*Given task:*
How many lines in this material include the string "ylabel"? Answer with the number and nothing further.

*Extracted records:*
○ ○ ○ ○

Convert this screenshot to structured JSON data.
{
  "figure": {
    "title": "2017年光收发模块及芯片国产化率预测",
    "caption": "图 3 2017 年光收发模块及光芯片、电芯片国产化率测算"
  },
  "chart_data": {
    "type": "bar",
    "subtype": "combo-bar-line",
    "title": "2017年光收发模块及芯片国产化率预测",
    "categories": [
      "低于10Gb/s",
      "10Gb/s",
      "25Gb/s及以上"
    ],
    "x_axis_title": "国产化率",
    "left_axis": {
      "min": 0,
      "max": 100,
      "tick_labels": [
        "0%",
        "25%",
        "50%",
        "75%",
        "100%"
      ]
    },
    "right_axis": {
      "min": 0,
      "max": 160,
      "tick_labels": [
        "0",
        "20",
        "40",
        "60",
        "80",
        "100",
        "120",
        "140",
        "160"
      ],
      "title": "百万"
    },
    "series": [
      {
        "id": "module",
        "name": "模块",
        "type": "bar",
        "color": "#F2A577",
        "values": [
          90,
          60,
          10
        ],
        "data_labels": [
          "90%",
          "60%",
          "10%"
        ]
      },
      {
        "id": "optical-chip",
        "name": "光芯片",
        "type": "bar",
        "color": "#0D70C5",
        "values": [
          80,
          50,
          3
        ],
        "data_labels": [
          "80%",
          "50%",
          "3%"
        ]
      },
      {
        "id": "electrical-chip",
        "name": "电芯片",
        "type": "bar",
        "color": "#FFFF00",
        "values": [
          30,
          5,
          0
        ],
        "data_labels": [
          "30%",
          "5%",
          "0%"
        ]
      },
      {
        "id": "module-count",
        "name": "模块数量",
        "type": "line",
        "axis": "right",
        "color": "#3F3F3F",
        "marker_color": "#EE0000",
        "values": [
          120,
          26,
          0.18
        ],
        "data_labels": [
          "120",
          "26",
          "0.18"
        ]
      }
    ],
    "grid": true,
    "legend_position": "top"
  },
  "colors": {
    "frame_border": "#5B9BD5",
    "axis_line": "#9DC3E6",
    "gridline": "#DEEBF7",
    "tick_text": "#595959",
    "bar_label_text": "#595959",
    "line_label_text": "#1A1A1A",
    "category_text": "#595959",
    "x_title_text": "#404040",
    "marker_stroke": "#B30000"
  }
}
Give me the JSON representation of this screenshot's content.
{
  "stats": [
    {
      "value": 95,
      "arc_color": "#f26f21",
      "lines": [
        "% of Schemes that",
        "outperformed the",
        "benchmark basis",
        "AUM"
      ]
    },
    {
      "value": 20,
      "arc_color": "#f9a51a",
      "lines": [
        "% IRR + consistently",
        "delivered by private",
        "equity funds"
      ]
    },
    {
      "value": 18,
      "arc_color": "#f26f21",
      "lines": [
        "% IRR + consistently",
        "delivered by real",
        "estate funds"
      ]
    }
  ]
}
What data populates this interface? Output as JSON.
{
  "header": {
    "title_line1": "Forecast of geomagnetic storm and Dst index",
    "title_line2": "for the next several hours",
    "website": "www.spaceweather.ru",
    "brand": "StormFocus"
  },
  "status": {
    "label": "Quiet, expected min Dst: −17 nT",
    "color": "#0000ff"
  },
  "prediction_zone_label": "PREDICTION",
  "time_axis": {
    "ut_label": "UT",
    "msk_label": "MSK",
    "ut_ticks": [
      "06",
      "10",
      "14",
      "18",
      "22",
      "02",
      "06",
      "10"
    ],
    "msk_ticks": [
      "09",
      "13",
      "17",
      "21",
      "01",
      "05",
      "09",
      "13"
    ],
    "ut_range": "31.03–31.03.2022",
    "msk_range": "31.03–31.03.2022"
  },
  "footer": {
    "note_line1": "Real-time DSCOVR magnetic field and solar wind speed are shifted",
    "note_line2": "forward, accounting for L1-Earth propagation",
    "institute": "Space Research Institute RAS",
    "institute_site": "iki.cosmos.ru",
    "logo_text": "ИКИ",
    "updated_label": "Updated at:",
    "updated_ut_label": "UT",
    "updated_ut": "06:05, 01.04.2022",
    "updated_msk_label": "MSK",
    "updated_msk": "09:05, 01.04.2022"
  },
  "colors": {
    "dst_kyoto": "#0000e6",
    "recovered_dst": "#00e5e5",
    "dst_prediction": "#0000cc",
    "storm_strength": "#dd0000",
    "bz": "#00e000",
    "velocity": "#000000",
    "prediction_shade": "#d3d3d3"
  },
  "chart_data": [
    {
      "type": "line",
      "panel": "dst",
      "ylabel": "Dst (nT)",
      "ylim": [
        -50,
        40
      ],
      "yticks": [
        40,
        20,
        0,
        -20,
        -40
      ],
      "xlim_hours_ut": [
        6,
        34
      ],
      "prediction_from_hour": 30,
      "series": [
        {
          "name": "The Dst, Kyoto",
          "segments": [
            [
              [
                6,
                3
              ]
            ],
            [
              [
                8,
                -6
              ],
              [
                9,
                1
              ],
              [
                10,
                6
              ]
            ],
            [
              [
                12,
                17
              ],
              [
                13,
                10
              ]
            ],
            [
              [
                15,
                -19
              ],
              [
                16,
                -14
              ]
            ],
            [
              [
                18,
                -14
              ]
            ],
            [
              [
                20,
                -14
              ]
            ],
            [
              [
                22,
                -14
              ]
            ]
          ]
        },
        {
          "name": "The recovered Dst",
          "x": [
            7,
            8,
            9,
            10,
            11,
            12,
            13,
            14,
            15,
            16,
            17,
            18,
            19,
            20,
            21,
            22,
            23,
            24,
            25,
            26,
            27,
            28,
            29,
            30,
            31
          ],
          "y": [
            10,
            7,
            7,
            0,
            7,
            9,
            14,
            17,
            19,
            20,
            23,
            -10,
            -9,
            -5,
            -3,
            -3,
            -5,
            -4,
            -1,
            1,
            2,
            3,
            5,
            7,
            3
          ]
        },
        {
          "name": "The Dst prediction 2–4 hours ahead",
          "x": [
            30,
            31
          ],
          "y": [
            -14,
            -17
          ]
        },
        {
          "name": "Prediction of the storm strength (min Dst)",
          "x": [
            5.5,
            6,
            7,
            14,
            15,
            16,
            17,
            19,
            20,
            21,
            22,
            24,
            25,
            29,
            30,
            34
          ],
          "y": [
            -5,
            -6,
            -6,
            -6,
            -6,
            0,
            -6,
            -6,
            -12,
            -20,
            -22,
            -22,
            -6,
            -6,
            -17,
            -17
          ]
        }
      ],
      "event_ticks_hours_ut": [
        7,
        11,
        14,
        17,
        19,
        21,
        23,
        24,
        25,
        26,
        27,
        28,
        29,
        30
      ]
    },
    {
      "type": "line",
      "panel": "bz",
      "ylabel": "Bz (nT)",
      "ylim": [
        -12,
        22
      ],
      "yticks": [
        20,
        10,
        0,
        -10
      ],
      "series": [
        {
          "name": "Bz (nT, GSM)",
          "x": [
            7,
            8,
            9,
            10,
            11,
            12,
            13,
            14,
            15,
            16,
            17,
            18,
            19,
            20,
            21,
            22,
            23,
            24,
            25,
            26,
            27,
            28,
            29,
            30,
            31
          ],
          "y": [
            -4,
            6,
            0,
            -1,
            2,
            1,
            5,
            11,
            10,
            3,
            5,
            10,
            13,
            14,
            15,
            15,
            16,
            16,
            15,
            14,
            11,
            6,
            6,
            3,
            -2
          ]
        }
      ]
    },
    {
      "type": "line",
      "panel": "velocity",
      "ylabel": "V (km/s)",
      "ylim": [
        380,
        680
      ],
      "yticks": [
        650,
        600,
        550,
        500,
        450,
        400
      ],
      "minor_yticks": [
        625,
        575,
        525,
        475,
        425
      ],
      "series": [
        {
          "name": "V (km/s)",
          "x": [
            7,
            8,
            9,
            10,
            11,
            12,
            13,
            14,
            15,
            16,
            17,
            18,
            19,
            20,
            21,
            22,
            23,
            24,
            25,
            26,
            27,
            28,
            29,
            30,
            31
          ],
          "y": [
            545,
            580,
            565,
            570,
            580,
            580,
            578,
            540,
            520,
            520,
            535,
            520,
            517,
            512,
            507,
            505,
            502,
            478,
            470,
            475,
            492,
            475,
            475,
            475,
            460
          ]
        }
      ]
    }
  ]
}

○ ○ ○ ○

*Full answer:*
3